[JOB]:
Give only the number of lines in the records below that contain the word "анализа".

__________________________________________________

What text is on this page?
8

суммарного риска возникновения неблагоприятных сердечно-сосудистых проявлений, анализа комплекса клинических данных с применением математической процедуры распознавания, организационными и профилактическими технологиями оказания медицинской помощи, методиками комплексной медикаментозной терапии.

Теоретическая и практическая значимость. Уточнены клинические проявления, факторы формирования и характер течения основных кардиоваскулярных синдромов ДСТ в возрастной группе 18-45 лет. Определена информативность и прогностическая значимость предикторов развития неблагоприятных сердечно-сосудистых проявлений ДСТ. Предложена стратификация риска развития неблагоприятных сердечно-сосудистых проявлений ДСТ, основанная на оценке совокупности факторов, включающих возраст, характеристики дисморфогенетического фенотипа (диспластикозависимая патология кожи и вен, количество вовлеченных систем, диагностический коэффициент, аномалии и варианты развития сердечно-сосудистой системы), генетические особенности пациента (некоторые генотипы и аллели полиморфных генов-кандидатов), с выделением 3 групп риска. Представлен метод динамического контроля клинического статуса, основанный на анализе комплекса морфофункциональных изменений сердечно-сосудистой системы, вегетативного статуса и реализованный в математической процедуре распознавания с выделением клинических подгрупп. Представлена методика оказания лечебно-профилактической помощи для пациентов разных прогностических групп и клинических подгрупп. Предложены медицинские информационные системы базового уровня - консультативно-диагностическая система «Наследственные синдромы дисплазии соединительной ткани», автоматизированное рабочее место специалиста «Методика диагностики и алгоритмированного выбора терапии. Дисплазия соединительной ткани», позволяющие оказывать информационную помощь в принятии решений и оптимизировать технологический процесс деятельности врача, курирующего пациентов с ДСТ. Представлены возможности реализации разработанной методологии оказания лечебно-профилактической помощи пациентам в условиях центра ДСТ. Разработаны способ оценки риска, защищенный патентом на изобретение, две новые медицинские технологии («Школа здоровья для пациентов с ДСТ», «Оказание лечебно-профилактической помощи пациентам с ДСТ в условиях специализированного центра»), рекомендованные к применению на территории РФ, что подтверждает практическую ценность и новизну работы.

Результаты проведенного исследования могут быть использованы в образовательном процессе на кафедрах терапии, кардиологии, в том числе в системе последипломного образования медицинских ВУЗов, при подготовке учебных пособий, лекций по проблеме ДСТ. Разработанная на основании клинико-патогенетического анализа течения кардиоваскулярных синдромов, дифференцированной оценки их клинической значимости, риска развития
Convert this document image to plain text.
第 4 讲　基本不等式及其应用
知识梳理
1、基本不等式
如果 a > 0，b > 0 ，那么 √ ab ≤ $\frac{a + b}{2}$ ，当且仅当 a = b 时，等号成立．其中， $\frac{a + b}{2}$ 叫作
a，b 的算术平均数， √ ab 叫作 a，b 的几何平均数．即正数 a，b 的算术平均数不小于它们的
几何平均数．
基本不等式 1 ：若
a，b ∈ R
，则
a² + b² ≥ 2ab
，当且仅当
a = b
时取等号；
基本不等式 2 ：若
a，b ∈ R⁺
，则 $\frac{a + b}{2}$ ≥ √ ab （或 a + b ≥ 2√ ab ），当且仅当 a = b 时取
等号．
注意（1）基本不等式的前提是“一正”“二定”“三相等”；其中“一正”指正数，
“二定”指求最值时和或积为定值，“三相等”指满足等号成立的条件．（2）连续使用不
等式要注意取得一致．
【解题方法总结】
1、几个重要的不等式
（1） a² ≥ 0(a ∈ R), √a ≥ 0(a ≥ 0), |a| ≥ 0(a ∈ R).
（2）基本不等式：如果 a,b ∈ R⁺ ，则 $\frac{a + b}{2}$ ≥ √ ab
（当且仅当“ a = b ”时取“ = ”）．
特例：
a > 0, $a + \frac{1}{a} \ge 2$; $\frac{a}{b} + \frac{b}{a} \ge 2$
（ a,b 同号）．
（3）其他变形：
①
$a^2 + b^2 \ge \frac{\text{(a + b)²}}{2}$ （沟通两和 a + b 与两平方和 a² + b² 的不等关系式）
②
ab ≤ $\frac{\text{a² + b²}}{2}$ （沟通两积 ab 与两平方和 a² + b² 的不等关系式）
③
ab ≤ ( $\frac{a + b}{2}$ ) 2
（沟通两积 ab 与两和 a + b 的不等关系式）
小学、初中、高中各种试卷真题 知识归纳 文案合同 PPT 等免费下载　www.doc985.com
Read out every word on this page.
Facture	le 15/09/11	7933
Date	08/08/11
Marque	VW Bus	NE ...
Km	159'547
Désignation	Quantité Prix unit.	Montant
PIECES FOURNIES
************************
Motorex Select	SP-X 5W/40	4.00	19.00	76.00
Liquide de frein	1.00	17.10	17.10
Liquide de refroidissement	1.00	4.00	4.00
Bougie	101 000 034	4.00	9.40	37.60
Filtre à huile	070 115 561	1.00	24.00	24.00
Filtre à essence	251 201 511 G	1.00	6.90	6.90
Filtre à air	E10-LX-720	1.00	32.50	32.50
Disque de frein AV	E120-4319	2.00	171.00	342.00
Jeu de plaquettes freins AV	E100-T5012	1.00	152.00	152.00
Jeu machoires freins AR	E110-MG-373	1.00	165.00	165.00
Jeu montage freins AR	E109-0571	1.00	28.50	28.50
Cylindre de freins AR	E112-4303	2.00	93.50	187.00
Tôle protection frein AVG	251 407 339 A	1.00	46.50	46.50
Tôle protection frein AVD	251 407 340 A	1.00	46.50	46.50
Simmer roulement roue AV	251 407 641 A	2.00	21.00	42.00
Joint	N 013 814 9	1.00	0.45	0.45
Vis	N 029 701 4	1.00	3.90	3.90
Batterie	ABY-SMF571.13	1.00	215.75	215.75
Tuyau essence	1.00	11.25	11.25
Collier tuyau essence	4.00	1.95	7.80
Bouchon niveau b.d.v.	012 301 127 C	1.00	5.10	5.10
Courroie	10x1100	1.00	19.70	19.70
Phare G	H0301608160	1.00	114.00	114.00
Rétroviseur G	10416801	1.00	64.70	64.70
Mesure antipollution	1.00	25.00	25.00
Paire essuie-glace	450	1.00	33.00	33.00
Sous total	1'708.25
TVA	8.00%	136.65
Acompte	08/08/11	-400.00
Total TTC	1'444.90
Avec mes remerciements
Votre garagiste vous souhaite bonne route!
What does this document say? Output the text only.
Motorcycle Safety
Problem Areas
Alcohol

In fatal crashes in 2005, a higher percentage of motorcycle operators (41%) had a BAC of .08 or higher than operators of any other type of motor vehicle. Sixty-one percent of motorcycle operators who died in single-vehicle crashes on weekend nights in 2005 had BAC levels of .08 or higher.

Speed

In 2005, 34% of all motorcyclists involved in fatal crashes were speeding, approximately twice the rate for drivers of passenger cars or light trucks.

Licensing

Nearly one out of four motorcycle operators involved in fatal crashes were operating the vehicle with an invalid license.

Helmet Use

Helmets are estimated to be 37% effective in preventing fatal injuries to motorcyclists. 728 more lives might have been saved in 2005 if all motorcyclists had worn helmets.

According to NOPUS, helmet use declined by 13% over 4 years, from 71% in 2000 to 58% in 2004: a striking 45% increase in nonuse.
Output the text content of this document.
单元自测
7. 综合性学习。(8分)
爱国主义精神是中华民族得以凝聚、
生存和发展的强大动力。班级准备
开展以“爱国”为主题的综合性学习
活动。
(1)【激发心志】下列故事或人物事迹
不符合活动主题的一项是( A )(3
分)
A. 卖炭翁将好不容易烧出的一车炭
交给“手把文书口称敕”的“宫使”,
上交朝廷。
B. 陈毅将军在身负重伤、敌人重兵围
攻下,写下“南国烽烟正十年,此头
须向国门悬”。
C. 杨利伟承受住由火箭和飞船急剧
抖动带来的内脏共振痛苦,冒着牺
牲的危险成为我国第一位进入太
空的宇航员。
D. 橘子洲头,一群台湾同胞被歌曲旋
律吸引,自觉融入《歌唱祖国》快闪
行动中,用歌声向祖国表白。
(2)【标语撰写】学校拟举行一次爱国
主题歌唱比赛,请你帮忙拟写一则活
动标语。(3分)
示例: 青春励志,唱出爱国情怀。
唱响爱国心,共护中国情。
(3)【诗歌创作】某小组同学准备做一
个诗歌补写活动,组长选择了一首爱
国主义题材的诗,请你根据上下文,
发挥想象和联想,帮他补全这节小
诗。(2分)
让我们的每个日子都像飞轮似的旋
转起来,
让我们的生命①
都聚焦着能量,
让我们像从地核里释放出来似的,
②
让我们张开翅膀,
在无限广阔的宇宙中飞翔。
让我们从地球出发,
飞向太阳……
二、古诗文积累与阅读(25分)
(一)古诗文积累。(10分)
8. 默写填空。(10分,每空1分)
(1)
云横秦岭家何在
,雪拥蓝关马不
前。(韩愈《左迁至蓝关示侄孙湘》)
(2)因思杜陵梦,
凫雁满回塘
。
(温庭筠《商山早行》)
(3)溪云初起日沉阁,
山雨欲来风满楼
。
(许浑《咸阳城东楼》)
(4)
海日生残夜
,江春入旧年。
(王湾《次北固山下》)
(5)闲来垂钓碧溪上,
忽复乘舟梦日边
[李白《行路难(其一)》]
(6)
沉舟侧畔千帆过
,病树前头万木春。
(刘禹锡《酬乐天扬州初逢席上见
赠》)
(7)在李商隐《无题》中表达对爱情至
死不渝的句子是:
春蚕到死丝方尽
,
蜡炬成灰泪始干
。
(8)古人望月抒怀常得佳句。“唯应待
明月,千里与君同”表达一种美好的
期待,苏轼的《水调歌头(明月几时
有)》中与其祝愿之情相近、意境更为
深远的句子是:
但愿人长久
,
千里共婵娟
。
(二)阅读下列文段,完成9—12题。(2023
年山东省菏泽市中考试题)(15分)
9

__________________________________________________

[EXPECTED ANSWER]:
2